SHORT EXERCISE A: Check each statement against the motion detection text and answer yes or no, quoting the deciding words: (i) The interval setting defaults to 1.0. (ii) The max_timeout setting applies even when timeout is false. (iii) Each mask entry requires a list of points.
SHORT EXERCISE B: In the motion detection text, how many consecutive frames with motion are needed by default before motion triggers?
SHORT EXERCISE C: Write out the part of the motion detection text that begins at the words "timeout bool true" and stops after "shape of polygons.".

PROVIDED TEXT:
○ ○ ○ ○ ○

This means that you do not have to set hwaccel_args unless you have a specific need to change the default command (say you need to change h264_cuvid to hevc_cuvid)


Camera motion detection

Name Type Default Supported options Description
interval float 1.0 any float Run motion detection at this interval in seconds on the most recent frame.
For optimal performance, this should be divisible with the object detection interval, because then preprocessing will only occur once for each frame.
trigger_detector bool true True/False If true, the object detector will only run while motion is detected.
timeout bool true True/False If true, recording will continue until no motion is detected
max_timeout int 30 any integer Value in seconds for how long motion is allowed to keep the recorder going when no objects are detected.
This is to prevent never-ending recordings.
Only applicable if timeout: true.
width int 300 any integer Frames will be resized to this width in order to save computing power
height int 300 any integer Frames will be resized to this height in order to save computing power
area float 0.1 any float How big the detected area must be in order to trigger motion
frames int 3 any integer Number of consecutive frames with motion before triggering, used to reduce false positives
mask list optional see Mask config Allows you to specify masks in the shape of polygons.
Use this to ignore motion in certain areas of the image
logging dictionary optional see Logging Overrides the camera/global log settings for the motion detector.
This affects all logs named lib.motion.<camera name> and lib.nvr.<camera name>.motion

Mask

Config example
cameras:
  - name: name
    host: ip
    port: port
    path: /Streaming/Channels/101/
    motion_detection:
      area: 0.07
      mask:
        - points:
            - x: 0
              y: 0
            - x: 250
              y: 0
            - x: 250
              y: 250
            - x: 0
              y: 250
        - points:
            - x: 500
              y: 500
            - x: 1000
              y: 500
            - x: 1000
              y: 750
            - x: 300
              y: 750
Name Type Default Supported options Description
points list required a list of points Used to draw a polygon of the mask

Masks are used to exclude certain areas in the image from triggering motion.

○ ○ ○ ○ ○

INFORMATION PROVIDED:

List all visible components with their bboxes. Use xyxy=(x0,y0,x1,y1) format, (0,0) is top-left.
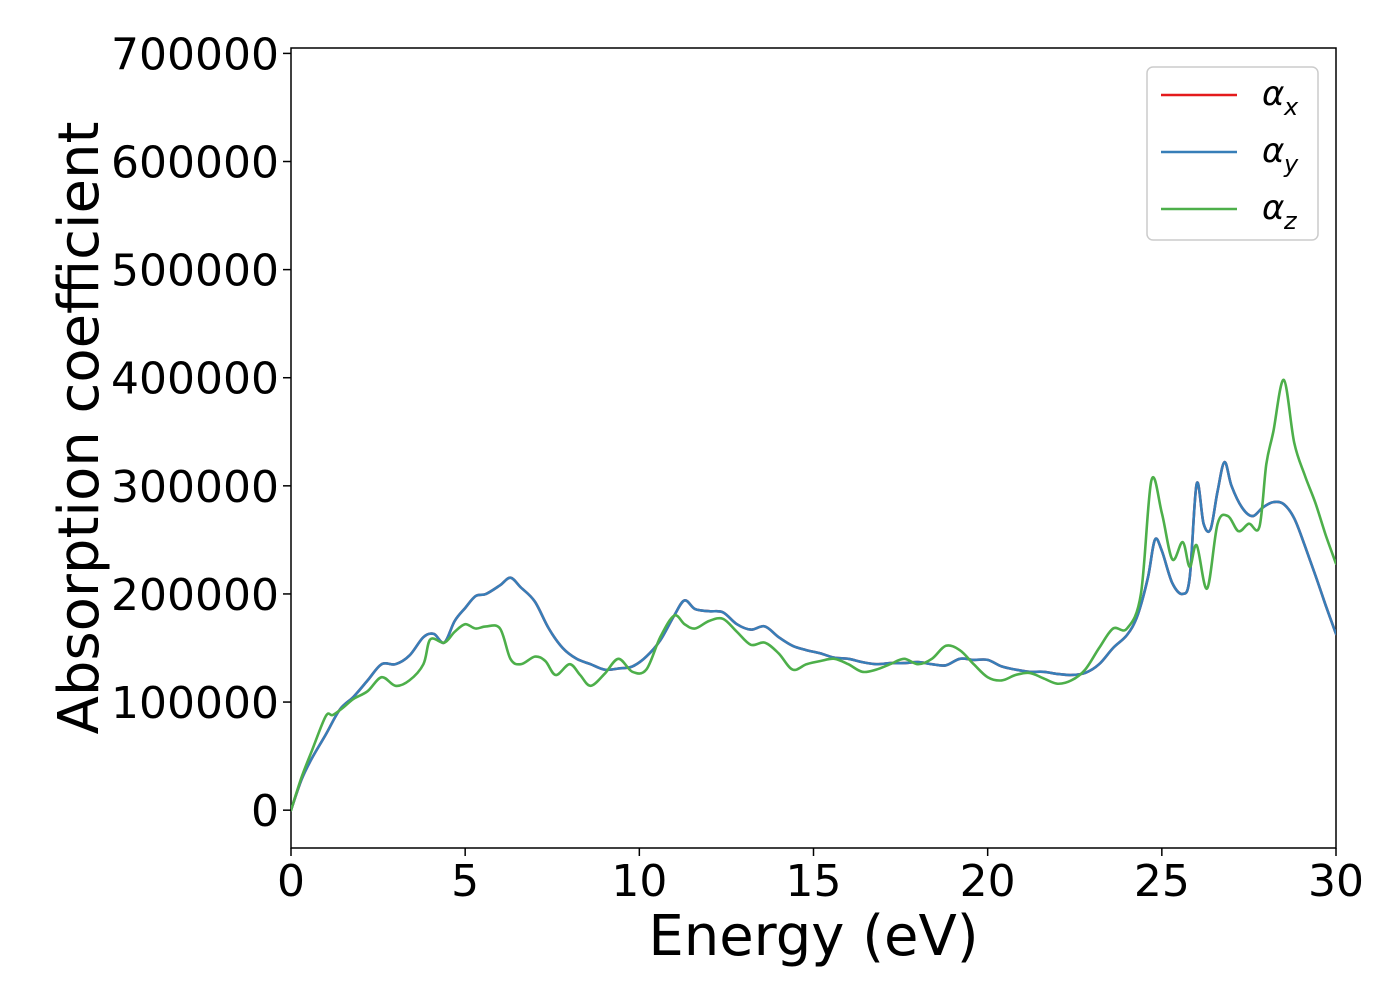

○ ○ ○ ○ ○

FINISHED ANSWER A:
(i) Yes: "interval float 1.0 any float"
(ii) No: "Only applicable if timeout: true."
(iii) Yes: "points list required a list of points"

FINISHED ANSWER B: Three consecutive frames.

FINISHED ANSWER C:
timeout bool true True/False If true, recording will continue until no motion is detected
max_timeout int 30 any integer Value in seconds for how long motion is allowed to keep the recorder going when no objects are detected.
This is to prevent never-ending recordings.
Only applicable if timeout: true.
width int 300 any integer Frames will be resized to this width in order to save computing power
height int 300 any integer Frames will be resized to this height in order to save computing power
area float 0.1 any float How big the detected area must be in order to trigger motion
frames int 3 any integer Number of consecutive frames with motion before triggering, used to reduce false positives
mask list optional see Mask config Allows you to specify masks in the shape of polygons.